Religion and astronomy may not overlap often, but a new NASA X-ray image captures a celestial object that resembles the "Hand of God."

The cosmic "hand of God" photo was produced when a star exploded and ejected an enormous cloud of material, which NASA's Nuclear Spectroscopic Telescope Array, or NuSTAR, glimpsed in high-energy X-rays, shown in blue in the photo. NASA's Chandra X-ray Observatory had imaged the green and red parts previously, using lower-energy X-rays.

"NuSTAR's unique viewpoint, in seeing the highest-energy X-rays, is showing us well-studied objects and regions in a whole new light," NuSTAR telescope principal investigator Fiona Harrison, of the California Institute of Technology in Pasadena, said in a statement.

The new image depicts a pulsar wind nebula, produced by the dense remnant of a star that exploded in a supernova. What's left behind is a pulsar, called PSR B1509-58 (B1509 for short), which spins around 7 times per second blowing a wind of particles into material ejected during the star's death throes.

Element boundary records

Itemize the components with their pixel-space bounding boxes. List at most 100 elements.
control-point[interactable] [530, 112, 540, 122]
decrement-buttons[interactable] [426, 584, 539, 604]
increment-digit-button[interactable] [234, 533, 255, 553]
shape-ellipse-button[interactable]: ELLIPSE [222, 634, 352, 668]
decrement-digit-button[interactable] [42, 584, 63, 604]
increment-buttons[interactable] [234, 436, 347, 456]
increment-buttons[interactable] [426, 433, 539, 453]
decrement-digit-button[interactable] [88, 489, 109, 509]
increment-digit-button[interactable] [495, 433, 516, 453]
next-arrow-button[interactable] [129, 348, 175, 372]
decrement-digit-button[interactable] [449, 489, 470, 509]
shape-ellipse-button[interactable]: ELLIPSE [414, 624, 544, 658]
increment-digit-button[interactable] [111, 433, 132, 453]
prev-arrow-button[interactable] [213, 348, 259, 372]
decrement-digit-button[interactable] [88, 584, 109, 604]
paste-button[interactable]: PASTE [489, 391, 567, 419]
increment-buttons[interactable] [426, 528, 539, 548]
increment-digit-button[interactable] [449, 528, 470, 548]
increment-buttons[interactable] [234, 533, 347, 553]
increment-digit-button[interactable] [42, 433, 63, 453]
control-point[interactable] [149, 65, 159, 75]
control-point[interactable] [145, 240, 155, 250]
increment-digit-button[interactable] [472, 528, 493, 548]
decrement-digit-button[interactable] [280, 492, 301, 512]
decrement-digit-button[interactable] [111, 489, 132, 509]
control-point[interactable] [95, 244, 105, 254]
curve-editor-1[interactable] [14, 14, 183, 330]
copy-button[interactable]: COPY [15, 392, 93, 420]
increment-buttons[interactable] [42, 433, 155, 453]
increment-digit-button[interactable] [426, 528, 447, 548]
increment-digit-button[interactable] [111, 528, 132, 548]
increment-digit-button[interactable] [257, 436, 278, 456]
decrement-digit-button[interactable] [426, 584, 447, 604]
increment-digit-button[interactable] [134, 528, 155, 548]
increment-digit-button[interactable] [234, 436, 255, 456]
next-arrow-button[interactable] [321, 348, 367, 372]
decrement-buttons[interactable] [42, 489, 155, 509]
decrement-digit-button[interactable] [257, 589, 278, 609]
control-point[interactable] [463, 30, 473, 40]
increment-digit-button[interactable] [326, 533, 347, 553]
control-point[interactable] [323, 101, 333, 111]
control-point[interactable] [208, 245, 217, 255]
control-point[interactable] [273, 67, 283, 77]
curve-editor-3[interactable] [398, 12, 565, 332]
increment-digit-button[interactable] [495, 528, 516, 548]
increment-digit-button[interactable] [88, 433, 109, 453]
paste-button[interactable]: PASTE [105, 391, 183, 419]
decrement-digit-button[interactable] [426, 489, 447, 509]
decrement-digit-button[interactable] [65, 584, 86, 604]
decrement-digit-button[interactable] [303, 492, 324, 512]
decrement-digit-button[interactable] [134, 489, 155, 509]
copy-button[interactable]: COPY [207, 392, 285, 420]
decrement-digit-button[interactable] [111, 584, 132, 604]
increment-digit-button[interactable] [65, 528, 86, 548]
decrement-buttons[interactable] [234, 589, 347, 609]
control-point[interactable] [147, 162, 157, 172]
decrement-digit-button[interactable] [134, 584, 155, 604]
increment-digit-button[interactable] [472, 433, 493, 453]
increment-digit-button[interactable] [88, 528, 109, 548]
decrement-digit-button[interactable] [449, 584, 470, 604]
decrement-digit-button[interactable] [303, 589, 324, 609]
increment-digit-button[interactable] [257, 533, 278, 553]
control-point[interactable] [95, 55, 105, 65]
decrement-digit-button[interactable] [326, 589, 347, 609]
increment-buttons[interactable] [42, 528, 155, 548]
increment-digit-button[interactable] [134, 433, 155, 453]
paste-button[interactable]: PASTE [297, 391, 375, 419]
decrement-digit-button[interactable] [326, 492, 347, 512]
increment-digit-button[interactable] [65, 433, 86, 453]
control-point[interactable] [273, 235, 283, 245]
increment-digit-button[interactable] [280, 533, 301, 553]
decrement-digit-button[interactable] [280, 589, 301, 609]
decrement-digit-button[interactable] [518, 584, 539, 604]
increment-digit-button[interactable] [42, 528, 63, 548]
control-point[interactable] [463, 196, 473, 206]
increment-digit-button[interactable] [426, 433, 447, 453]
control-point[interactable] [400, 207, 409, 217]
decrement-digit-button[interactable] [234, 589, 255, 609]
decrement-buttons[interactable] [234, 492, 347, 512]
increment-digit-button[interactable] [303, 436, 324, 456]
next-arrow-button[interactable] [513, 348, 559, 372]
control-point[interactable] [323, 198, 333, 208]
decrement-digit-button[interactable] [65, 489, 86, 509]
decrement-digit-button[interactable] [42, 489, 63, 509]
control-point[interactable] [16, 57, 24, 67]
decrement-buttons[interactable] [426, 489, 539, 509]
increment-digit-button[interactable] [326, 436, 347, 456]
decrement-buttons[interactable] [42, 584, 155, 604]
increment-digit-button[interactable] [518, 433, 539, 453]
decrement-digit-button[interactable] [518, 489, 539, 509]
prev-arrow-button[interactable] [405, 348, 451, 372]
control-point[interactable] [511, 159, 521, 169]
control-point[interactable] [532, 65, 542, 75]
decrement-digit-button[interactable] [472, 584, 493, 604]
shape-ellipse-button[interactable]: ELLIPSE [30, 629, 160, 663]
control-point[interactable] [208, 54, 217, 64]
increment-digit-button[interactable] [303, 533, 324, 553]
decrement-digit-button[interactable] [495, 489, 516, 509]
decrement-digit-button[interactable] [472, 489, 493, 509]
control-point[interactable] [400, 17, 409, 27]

■ What to work on
Quote the source passage about the NASA "Hand of God" X-ray image in full, word for word.

■ Answer to the task
Religion and astronomy may not overlap often, but a new NASA X-ray image captures a celestial object that resembles the "Hand of God."

The cosmic "hand of God" photo was produced when a star exploded and ejected an enormous cloud of material, which NASA's Nuclear Spectroscopic Telescope Array, or NuSTAR, glimpsed in high-energy X-rays, shown in blue in the photo. NASA's Chandra X-ray Observatory had imaged the green and red parts previously, using lower-energy X-rays.

"NuSTAR's unique viewpoint, in seeing the highest-energy X-rays, is showing us well-studied objects and regions in a whole new light," NuSTAR telescope principal investigator Fiona Harrison, of the California Institute of Technology in Pasadena, said in a statement.

The new image depicts a pulsar wind nebula, produced by the dense remnant of a star that exploded in a supernova. What's left behind is a pulsar, called PSR B1509-58 (B1509 for short), which spins around 7 times per second blowing a wind of particles into material ejected during the star's death throes.